- **Your task**
Pick out every line with the word "помощью" and copy it.
+ + +
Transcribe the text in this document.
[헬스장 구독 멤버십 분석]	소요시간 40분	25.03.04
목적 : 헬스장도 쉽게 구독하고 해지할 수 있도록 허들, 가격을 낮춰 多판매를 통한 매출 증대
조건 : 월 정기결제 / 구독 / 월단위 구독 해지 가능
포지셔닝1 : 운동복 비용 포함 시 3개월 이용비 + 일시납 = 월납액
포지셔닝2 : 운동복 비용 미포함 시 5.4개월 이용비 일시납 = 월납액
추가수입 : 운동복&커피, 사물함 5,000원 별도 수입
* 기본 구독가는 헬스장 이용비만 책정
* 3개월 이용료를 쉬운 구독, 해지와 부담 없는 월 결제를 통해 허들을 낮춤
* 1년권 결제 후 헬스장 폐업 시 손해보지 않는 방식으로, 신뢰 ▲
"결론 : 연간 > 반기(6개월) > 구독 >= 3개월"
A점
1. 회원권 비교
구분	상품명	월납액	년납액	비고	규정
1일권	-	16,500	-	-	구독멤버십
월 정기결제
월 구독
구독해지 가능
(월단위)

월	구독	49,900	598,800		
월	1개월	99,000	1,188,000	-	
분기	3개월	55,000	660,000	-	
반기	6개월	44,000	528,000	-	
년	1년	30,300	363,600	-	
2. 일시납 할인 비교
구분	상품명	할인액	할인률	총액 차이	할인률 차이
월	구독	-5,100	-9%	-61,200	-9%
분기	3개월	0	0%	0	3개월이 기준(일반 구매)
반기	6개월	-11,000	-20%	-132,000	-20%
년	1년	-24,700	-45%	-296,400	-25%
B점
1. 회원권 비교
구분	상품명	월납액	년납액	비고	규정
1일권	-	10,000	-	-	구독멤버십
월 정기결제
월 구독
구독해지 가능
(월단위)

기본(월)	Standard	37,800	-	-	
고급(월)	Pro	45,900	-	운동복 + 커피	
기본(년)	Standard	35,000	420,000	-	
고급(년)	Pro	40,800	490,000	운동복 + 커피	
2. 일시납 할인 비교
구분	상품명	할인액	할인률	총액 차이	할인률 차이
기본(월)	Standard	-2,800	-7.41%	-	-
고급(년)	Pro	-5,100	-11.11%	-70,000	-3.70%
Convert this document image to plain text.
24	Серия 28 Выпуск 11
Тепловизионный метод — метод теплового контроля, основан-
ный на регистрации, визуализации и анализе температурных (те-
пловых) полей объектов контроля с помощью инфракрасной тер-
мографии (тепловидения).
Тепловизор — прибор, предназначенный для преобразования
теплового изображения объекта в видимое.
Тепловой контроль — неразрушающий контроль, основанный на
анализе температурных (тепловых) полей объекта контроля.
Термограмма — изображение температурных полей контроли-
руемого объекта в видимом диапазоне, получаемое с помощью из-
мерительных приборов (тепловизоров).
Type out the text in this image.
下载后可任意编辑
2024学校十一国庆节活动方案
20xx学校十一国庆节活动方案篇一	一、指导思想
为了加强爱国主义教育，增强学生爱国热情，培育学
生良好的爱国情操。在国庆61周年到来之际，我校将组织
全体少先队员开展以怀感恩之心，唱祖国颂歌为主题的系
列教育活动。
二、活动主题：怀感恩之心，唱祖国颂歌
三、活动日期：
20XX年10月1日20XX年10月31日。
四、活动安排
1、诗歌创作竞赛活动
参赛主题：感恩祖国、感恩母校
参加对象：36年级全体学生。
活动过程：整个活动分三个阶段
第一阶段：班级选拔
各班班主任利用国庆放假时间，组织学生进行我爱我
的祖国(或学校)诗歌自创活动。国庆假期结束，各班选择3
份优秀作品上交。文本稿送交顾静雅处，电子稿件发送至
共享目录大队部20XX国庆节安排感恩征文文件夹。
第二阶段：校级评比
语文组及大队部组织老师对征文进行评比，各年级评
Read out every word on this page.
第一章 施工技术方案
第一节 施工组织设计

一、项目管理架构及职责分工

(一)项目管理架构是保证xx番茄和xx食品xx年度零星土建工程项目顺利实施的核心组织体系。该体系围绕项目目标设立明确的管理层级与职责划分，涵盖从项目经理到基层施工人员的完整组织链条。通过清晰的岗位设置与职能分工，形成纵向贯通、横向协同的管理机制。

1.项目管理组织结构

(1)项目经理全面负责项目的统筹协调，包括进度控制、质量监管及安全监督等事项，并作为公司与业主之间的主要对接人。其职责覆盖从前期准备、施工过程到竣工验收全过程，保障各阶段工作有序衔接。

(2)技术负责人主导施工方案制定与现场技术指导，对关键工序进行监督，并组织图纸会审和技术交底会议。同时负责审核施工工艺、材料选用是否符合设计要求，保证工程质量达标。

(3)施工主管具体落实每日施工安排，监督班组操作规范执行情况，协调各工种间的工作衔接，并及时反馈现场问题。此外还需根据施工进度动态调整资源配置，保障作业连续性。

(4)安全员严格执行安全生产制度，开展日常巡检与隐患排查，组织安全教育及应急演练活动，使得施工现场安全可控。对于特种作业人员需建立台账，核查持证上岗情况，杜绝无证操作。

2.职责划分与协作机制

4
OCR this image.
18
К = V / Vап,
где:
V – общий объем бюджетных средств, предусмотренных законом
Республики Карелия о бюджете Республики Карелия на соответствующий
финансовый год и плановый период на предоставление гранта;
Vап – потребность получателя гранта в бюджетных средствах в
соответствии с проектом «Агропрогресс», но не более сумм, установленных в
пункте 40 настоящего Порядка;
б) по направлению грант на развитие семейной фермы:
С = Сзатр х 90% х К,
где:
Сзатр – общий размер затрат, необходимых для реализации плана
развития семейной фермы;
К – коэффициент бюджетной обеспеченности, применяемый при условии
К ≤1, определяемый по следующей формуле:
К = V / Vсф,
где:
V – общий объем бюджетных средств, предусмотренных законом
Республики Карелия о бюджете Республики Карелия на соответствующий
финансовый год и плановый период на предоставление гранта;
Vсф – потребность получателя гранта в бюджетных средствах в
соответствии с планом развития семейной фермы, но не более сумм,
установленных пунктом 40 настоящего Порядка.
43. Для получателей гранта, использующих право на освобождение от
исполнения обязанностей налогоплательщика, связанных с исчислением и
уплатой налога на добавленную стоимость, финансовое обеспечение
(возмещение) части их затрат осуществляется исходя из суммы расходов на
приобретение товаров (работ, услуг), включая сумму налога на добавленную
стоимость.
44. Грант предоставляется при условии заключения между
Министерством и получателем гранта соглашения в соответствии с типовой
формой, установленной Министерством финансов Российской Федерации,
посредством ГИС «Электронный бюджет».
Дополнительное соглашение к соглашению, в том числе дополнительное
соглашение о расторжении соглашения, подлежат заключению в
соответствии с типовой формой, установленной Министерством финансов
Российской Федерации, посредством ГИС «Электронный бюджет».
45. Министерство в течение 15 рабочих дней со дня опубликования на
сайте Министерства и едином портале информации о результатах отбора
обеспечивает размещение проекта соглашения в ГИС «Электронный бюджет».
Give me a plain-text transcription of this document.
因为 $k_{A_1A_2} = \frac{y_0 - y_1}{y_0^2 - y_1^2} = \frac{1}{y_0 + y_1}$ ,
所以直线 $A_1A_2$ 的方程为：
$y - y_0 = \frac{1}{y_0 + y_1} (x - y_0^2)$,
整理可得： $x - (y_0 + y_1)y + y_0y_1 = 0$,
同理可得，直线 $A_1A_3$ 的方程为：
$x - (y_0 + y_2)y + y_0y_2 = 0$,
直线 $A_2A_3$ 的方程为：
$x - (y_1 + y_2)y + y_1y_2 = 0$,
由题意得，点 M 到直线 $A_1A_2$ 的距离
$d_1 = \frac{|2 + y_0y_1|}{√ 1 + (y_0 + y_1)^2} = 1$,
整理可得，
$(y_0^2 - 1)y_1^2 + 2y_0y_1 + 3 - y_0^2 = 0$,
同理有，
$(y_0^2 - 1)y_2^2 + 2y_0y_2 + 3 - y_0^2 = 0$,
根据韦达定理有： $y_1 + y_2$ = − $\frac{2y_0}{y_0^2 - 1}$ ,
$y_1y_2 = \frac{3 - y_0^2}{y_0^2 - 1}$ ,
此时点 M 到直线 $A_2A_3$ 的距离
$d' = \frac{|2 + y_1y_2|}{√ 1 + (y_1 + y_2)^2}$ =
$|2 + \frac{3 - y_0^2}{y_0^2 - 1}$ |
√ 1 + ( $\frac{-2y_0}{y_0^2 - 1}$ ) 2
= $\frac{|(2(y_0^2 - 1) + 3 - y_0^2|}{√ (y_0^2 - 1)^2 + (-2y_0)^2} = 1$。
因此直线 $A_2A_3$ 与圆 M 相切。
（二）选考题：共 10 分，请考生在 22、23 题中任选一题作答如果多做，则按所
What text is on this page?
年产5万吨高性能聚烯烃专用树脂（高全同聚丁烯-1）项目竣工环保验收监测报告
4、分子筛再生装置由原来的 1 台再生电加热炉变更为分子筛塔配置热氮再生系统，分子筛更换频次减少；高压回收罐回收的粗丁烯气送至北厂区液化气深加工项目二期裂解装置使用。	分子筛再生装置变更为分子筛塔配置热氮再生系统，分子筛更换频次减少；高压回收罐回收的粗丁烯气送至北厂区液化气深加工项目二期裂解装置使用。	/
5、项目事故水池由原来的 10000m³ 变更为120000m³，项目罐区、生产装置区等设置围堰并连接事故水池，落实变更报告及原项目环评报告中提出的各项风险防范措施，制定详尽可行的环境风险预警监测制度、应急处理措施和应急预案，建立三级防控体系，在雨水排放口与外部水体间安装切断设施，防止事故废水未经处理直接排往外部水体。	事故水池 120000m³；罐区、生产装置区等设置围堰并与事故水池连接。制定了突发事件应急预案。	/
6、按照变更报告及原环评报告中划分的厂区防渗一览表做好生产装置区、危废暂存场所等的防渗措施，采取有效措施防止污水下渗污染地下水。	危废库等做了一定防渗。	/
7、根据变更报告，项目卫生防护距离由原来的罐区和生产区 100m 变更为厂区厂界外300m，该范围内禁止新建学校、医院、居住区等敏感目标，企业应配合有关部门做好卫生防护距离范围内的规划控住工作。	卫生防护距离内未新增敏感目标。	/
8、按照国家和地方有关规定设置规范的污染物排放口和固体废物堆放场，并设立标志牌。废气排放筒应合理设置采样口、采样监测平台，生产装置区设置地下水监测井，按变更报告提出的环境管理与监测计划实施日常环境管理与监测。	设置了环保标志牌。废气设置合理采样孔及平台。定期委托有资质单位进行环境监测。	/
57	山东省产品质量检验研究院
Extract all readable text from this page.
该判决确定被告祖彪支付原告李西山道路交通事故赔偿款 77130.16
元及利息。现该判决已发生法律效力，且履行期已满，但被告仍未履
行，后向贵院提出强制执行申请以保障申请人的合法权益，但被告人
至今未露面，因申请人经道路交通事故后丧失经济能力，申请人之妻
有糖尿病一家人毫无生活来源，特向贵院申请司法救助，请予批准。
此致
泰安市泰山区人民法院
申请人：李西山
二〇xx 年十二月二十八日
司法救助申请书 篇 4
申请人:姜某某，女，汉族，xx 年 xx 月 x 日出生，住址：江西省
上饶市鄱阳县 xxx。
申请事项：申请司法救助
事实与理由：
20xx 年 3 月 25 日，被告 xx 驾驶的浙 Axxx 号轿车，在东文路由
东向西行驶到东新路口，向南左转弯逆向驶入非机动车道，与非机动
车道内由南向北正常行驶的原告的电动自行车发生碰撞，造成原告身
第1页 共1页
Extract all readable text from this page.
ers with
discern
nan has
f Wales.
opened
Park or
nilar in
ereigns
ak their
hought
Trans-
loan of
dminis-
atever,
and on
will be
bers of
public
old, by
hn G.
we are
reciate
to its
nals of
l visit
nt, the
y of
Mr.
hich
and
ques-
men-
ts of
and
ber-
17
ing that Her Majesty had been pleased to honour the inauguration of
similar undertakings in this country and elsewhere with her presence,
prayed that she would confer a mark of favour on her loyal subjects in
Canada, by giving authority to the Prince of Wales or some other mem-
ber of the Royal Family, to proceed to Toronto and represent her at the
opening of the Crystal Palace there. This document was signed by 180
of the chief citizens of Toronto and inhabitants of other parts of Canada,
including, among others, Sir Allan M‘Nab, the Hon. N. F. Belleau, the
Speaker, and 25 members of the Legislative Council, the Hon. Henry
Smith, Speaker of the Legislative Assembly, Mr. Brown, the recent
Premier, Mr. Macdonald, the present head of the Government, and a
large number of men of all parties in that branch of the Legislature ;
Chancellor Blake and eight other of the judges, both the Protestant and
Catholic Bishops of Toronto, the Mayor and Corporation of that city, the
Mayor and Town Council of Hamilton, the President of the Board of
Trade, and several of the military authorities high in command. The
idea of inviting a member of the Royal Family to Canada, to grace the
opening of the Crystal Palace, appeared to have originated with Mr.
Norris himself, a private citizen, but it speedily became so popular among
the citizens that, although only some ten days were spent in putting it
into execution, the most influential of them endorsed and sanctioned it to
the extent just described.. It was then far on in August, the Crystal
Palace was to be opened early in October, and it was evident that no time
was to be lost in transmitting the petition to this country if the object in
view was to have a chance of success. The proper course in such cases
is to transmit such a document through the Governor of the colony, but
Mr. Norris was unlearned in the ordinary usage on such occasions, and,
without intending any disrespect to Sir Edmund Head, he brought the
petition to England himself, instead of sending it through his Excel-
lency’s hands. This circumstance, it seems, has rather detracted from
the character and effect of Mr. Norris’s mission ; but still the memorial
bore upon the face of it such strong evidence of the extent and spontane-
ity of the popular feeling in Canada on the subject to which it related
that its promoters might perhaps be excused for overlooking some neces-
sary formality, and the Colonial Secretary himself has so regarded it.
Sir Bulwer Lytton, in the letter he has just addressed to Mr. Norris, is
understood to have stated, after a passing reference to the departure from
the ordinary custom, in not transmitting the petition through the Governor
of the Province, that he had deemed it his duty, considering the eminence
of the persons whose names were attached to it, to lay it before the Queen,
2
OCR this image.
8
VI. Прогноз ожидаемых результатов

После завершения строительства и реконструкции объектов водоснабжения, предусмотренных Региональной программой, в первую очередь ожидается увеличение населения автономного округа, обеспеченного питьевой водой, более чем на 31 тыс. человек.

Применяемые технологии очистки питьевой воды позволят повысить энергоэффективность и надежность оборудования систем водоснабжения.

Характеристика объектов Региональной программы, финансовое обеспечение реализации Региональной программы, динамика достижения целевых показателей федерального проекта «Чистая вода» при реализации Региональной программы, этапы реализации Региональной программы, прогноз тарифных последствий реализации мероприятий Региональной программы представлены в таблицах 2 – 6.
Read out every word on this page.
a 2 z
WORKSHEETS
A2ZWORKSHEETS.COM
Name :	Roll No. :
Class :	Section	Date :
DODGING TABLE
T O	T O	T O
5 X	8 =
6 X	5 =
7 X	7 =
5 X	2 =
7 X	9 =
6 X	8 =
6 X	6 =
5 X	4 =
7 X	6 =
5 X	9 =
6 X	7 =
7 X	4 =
+ + +
- **Result of the task**
пловых) полей объектов контроля с помощью инфракрасной тер-
руемого объекта в видимом диапазоне, получаемое с помощью из-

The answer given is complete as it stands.